→ **WHAT TO WORK ON**
Across the entries below, count the lines in which the word "Chinese" occurs. Reply with the count alone.

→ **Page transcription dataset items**

********

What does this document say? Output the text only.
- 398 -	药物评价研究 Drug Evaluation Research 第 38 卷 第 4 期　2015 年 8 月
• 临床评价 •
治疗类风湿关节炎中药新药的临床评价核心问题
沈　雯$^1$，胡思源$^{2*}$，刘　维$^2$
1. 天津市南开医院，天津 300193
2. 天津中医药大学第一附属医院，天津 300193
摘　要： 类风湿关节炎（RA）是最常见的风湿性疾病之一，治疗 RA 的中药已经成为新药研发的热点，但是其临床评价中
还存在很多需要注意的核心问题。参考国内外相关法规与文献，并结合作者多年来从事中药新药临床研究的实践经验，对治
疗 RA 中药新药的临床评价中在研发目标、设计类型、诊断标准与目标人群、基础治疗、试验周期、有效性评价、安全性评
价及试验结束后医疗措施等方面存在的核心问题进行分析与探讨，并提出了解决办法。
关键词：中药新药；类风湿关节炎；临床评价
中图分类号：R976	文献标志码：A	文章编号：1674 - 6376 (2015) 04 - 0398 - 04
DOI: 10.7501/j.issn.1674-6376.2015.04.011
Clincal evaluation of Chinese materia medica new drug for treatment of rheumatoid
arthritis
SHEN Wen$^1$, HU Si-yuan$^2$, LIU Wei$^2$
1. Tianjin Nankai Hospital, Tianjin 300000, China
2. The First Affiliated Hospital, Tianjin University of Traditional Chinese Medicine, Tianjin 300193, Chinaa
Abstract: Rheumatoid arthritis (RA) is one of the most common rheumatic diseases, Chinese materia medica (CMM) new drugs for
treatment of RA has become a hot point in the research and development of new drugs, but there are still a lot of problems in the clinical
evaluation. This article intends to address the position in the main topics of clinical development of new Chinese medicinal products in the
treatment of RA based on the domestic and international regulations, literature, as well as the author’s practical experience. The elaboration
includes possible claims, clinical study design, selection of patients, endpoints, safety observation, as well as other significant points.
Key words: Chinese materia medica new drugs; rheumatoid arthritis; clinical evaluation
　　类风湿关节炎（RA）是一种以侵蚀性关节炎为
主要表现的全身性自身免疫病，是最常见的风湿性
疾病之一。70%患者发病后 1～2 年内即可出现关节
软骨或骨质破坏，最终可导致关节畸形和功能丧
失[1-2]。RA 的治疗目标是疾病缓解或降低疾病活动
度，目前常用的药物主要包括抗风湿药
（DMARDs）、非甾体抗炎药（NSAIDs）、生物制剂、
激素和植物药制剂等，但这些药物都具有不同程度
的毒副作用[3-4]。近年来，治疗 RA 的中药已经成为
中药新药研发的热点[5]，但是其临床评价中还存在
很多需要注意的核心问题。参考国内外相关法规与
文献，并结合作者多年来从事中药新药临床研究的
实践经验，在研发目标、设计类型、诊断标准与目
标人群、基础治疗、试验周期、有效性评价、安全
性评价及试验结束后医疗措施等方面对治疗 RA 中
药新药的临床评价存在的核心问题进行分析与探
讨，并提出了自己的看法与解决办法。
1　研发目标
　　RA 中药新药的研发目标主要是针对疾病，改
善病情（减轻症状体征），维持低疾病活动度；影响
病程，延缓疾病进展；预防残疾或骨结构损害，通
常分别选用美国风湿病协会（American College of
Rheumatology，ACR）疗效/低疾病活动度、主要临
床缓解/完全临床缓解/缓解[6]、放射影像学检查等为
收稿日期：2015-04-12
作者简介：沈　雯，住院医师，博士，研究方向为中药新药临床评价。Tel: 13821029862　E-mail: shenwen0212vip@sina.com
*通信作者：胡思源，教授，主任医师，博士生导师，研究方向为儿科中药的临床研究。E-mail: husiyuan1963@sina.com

********

→ **ANSWER SPACE**
5